Written task
Copy each line below in which the string "from" occurs.

Structured figure records:

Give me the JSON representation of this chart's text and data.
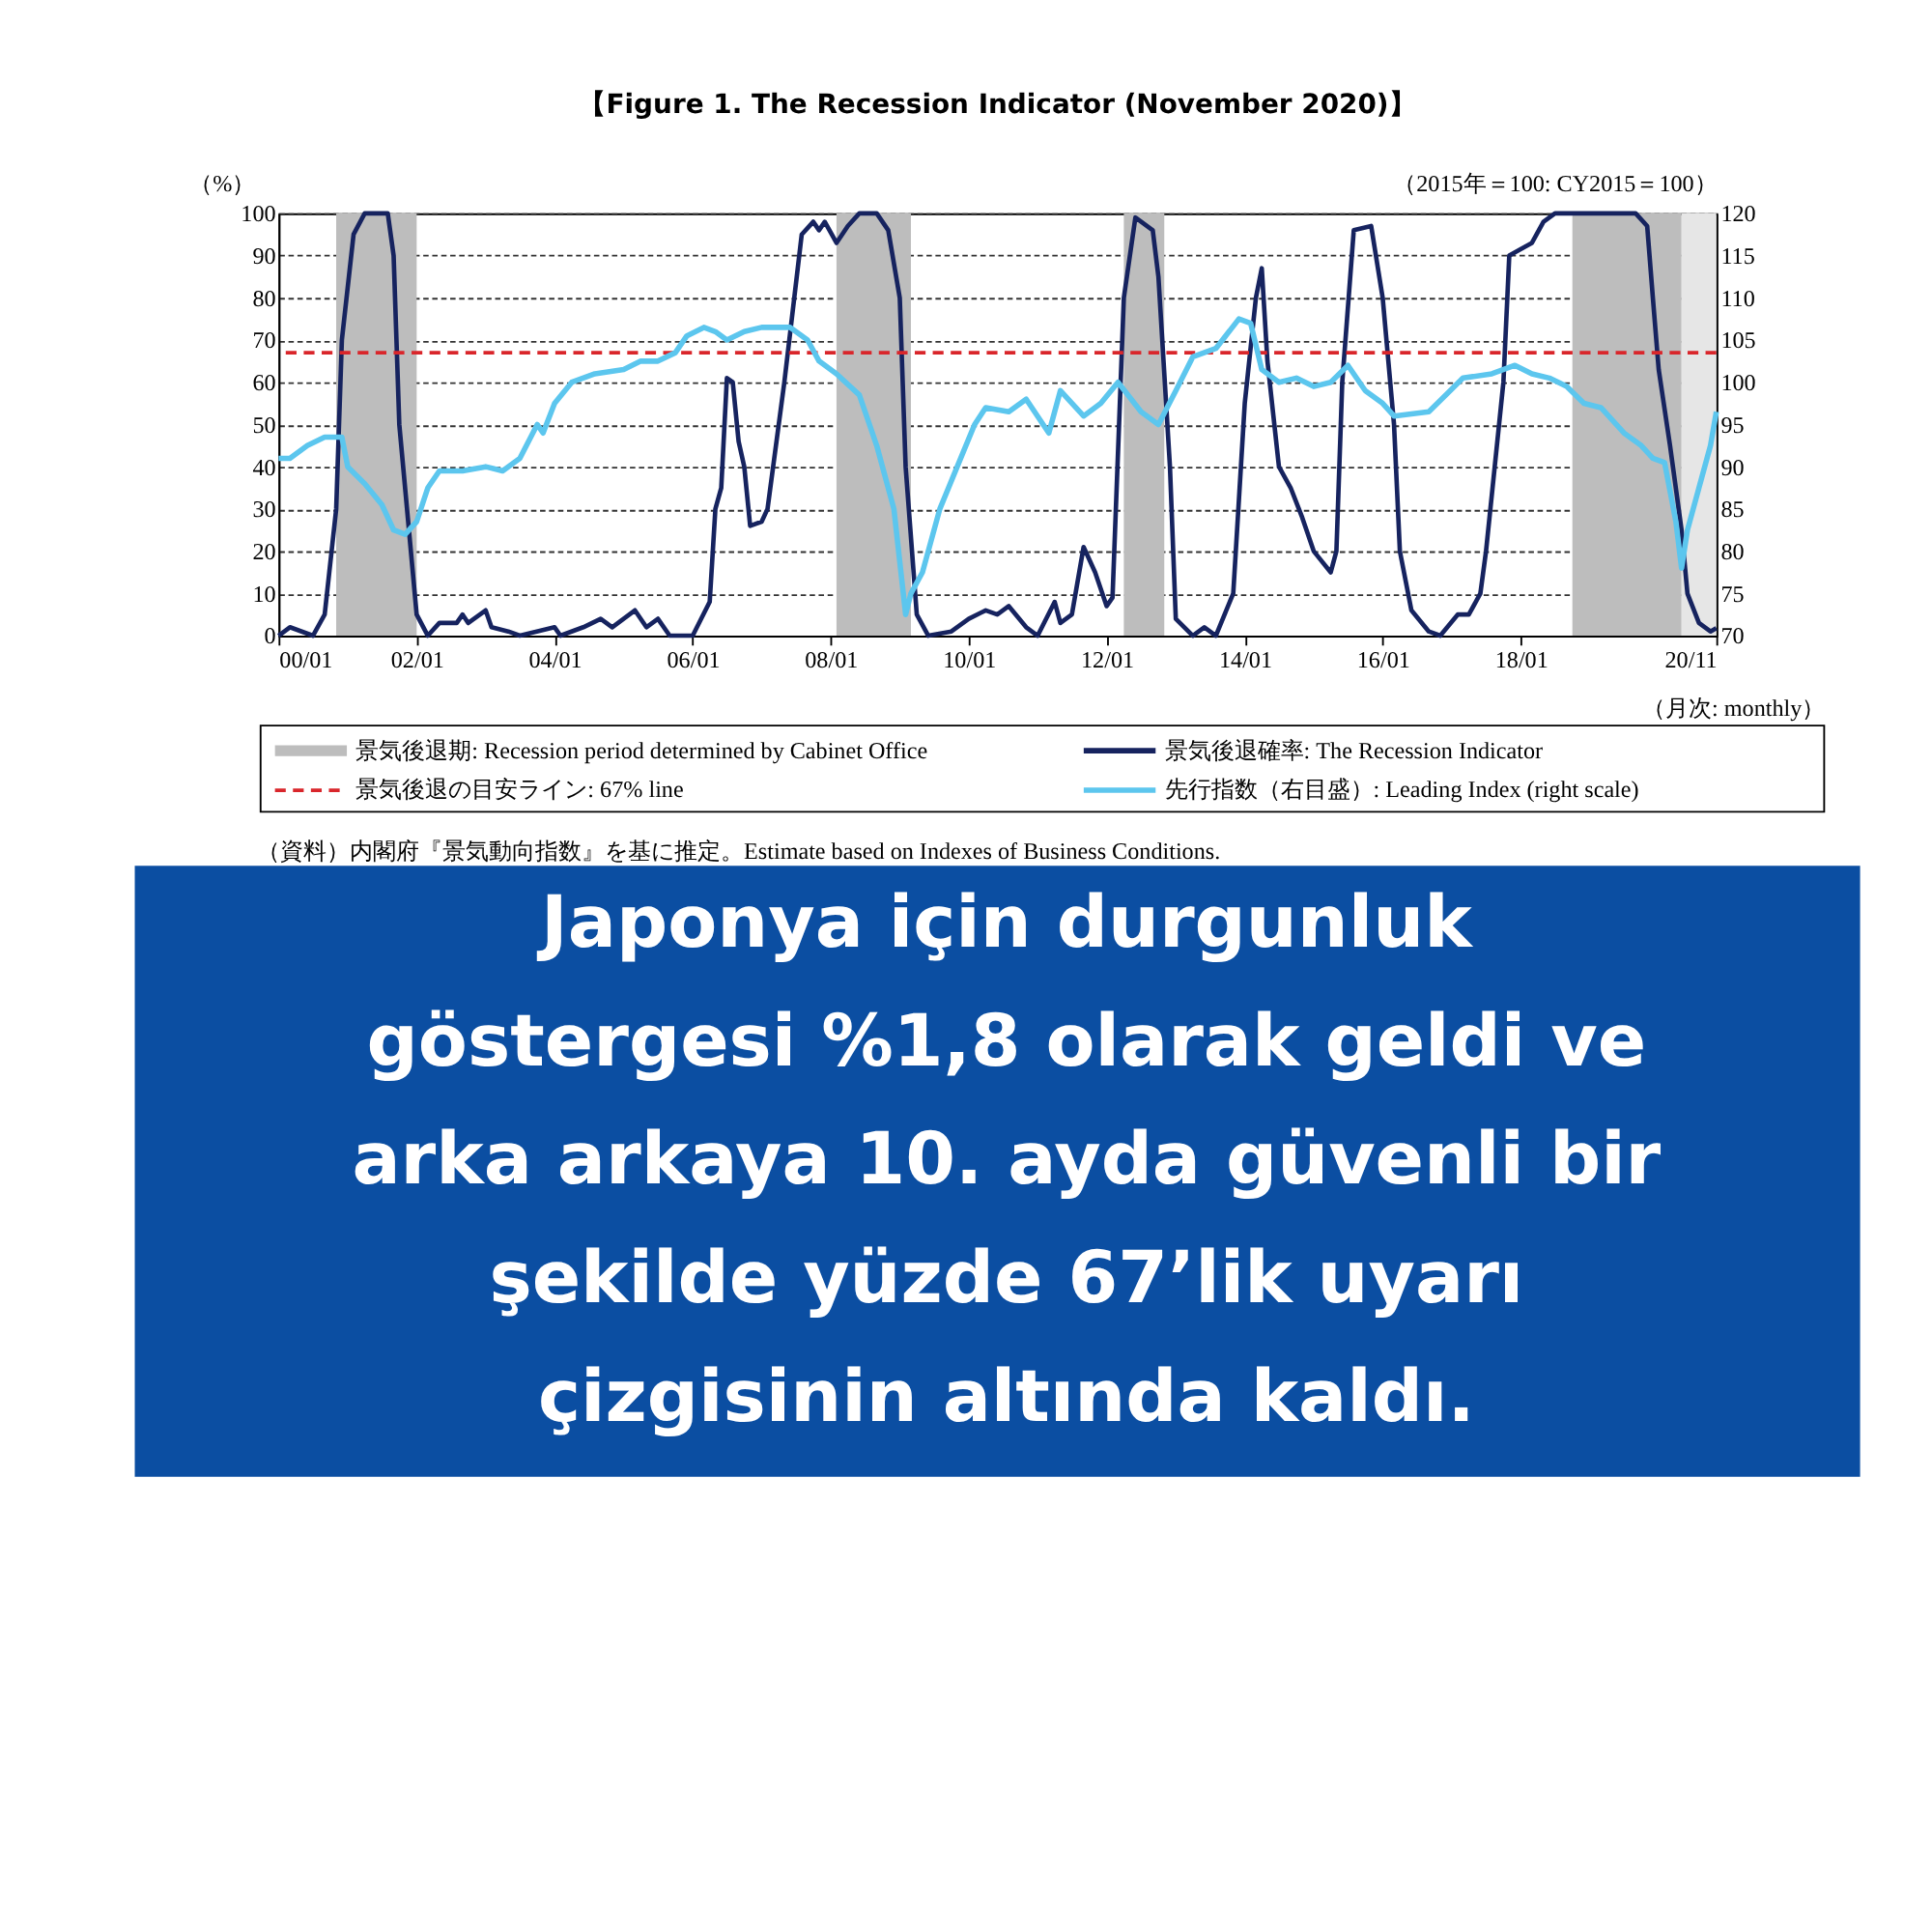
{
  "chart_data": {
    "type": "line",
    "title": "【Figure 1. The Recession Indicator (November 2020)】",
    "xlabel": "（月次: monthly）",
    "ylabel": "（%）",
    "y2label": "（2015年＝100: CY2015＝100）",
    "xlim": [
      "2000-01",
      "2020-11"
    ],
    "xticks": [
      {
        "value": "2000-01",
        "label": "00/01"
      },
      {
        "value": "2002-01",
        "label": "02/01"
      },
      {
        "value": "2004-01",
        "label": "04/01"
      },
      {
        "value": "2006-01",
        "label": "06/01"
      },
      {
        "value": "2008-01",
        "label": "08/01"
      },
      {
        "value": "2010-01",
        "label": "10/01"
      },
      {
        "value": "2012-01",
        "label": "12/01"
      },
      {
        "value": "2014-01",
        "label": "14/01"
      },
      {
        "value": "2016-01",
        "label": "16/01"
      },
      {
        "value": "2018-01",
        "label": "18/01"
      },
      {
        "value": "2020-11",
        "label": "20/11"
      }
    ],
    "ylim": [
      0,
      100
    ],
    "yticks": [
      0,
      10,
      20,
      30,
      40,
      50,
      60,
      70,
      80,
      90,
      100
    ],
    "y2lim": [
      70,
      120
    ],
    "y2ticks": [
      70,
      75,
      80,
      85,
      90,
      95,
      100,
      105,
      110,
      115,
      120
    ],
    "grid": "y",
    "legend": "bottom",
    "line_style": "solid",
    "marker": "none",
    "series": [
      {
        "name": "景気後退確率: The Recession Indicator",
        "color": "#16235f",
        "x": [
          "2000-01",
          "2000-03",
          "2000-07",
          "2000-09",
          "2000-11",
          "2000-12",
          "2001-02",
          "2001-04",
          "2001-08",
          "2001-09",
          "2001-10",
          "2002-01",
          "2002-03",
          "2002-05",
          "2002-08",
          "2002-09",
          "2002-10",
          "2003-01",
          "2003-02",
          "2003-05",
          "2003-07",
          "2004-01",
          "2004-02",
          "2004-06",
          "2004-09",
          "2004-11",
          "2005-03",
          "2005-05",
          "2005-07",
          "2005-09",
          "2006-01",
          "2006-04",
          "2006-05",
          "2006-06",
          "2006-07",
          "2006-08",
          "2006-09",
          "2006-10",
          "2006-11",
          "2007-01",
          "2007-02",
          "2007-05",
          "2007-08",
          "2007-10",
          "2007-11",
          "2007-12",
          "2008-02",
          "2008-04",
          "2008-06",
          "2008-09",
          "2008-11",
          "2009-01",
          "2009-02",
          "2009-04",
          "2009-06",
          "2009-10",
          "2010-01",
          "2010-04",
          "2010-06",
          "2010-08",
          "2010-11",
          "2011-01",
          "2011-04",
          "2011-05",
          "2011-07",
          "2011-09",
          "2011-11",
          "2012-01",
          "2012-02",
          "2012-04",
          "2012-06",
          "2012-09",
          "2012-10",
          "2012-12",
          "2013-01",
          "2013-04",
          "2013-06",
          "2013-08",
          "2013-11",
          "2014-01",
          "2014-03",
          "2014-04",
          "2014-05",
          "2014-07",
          "2014-09",
          "2014-11",
          "2015-01",
          "2015-04",
          "2015-05",
          "2015-06",
          "2015-08",
          "2015-11",
          "2016-01",
          "2016-03",
          "2016-04",
          "2016-06",
          "2016-09",
          "2016-11",
          "2017-02",
          "2017-04",
          "2017-06",
          "2017-07",
          "2017-10",
          "2017-11",
          "2018-03",
          "2018-05",
          "2018-07",
          "2019-05",
          "2019-09",
          "2019-11",
          "2019-12",
          "2020-01",
          "2020-03",
          "2020-05",
          "2020-06",
          "2020-08",
          "2020-10",
          "2020-11"
        ],
        "values": [
          0,
          2,
          0,
          5,
          30,
          70,
          95,
          100,
          100,
          90,
          50,
          5,
          0,
          3,
          3,
          5,
          3,
          6,
          2,
          1,
          0,
          2,
          0,
          2,
          4,
          2,
          6,
          2,
          4,
          0,
          0,
          8,
          30,
          35,
          61,
          60,
          46,
          40,
          26,
          27,
          30,
          60,
          95,
          98,
          96,
          98,
          93,
          97,
          100,
          100,
          96,
          80,
          40,
          5,
          0,
          1,
          4,
          6,
          5,
          7,
          2,
          0,
          8,
          3,
          5,
          21,
          15,
          7,
          9,
          80,
          99,
          96,
          85,
          40,
          4,
          0,
          2,
          0,
          10,
          55,
          80,
          87,
          65,
          40,
          35,
          28,
          20,
          15,
          20,
          60,
          96,
          97,
          80,
          50,
          20,
          6,
          1,
          0,
          5,
          5,
          10,
          20,
          60,
          90,
          93,
          98,
          100,
          100,
          100,
          97,
          80,
          63,
          45,
          25,
          10,
          3,
          1,
          1.8
        ]
      },
      {
        "name": "先行指数（右目盛）: Leading Index (right scale)",
        "color": "#5cc6ee",
        "axis": "y2",
        "x": [
          "2000-01",
          "2000-03",
          "2000-06",
          "2000-09",
          "2000-12",
          "2001-01",
          "2001-04",
          "2001-07",
          "2001-09",
          "2001-11",
          "2002-01",
          "2002-03",
          "2002-05",
          "2002-09",
          "2003-01",
          "2003-04",
          "2003-07",
          "2003-10",
          "2003-11",
          "2004-01",
          "2004-04",
          "2004-08",
          "2005-01",
          "2005-04",
          "2005-07",
          "2005-10",
          "2005-12",
          "2006-03",
          "2006-05",
          "2006-07",
          "2006-10",
          "2007-01",
          "2007-06",
          "2007-09",
          "2007-11",
          "2008-02",
          "2008-06",
          "2008-09",
          "2008-12",
          "2009-02",
          "2009-03",
          "2009-05",
          "2009-08",
          "2009-11",
          "2010-02",
          "2010-04",
          "2010-08",
          "2010-11",
          "2011-03",
          "2011-05",
          "2011-09",
          "2011-12",
          "2012-03",
          "2012-07",
          "2012-10",
          "2013-01",
          "2013-04",
          "2013-08",
          "2013-12",
          "2014-02",
          "2014-04",
          "2014-07",
          "2014-10",
          "2015-01",
          "2015-04",
          "2015-07",
          "2015-10",
          "2016-01",
          "2016-03",
          "2016-09",
          "2016-12",
          "2017-03",
          "2017-08",
          "2017-12",
          "2018-03",
          "2018-06",
          "2018-09",
          "2018-12",
          "2019-03",
          "2019-07",
          "2019-10",
          "2019-12",
          "2020-02",
          "2020-04",
          "2020-05",
          "2020-06",
          "2020-08",
          "2020-10",
          "2020-11"
        ],
        "values": [
          91,
          91,
          92.5,
          93.5,
          93.5,
          90,
          88,
          85.5,
          82.5,
          82,
          83.5,
          87.5,
          89.5,
          89.5,
          90,
          89.5,
          91,
          95,
          94,
          97.5,
          100,
          101,
          101.5,
          102.5,
          102.5,
          103.5,
          105.5,
          106.5,
          106,
          105,
          106,
          106.5,
          106.5,
          105,
          102.5,
          101,
          98.5,
          92.5,
          85,
          72.5,
          75,
          77.5,
          85,
          90,
          95,
          97,
          96.5,
          98,
          94,
          99,
          96,
          97.5,
          100,
          96.5,
          95,
          99,
          103,
          104,
          107.5,
          107,
          101.5,
          100,
          100.5,
          99.5,
          100,
          102,
          99,
          97.5,
          96,
          96.5,
          98.5,
          100.5,
          101,
          102,
          101,
          100.5,
          99.5,
          97.5,
          97,
          94,
          92.5,
          91,
          90.5,
          83.5,
          78,
          82.5,
          87.5,
          92.5,
          96.5
        ]
      }
    ],
    "bands": [
      {
        "axis": "x",
        "from": "2000-11",
        "to": "2002-01",
        "label": "景気後退期: Recession period determined by Cabinet Office",
        "color": "#bdbdbd"
      },
      {
        "axis": "x",
        "from": "2008-02",
        "to": "2009-03",
        "color": "#bdbdbd"
      },
      {
        "axis": "x",
        "from": "2012-04",
        "to": "2012-11",
        "color": "#bdbdbd"
      },
      {
        "axis": "x",
        "from": "2018-10",
        "to": "2020-05",
        "color": "#bdbdbd"
      },
      {
        "axis": "x",
        "from": "2020-05",
        "to": "2020-11",
        "color": "#e6e6e6"
      }
    ],
    "ref_lines": [
      {
        "axis": "y",
        "value": 67,
        "label": "景気後退の目安ライン: 67% line",
        "color": "#d9262b",
        "line_style": "dashed"
      }
    ],
    "annotations": [
      "（資料）内閣府『景気動向指数』を基に推定。Estimate based on Indexes of Business Conditions.",
      "Japonya için durgunluk göstergesi %1,8 olarak geldi ve arka arkaya 10. ayda güvenli bir şekilde yüzde 67’lik uyarı çizgisinin altında kaldı."
    ]
  }
}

Final answer
        "from": "2000-11",
        "from": "2008-02",
        "from": "2012-04",
        "from": "2018-10",
        "from": "2020-05",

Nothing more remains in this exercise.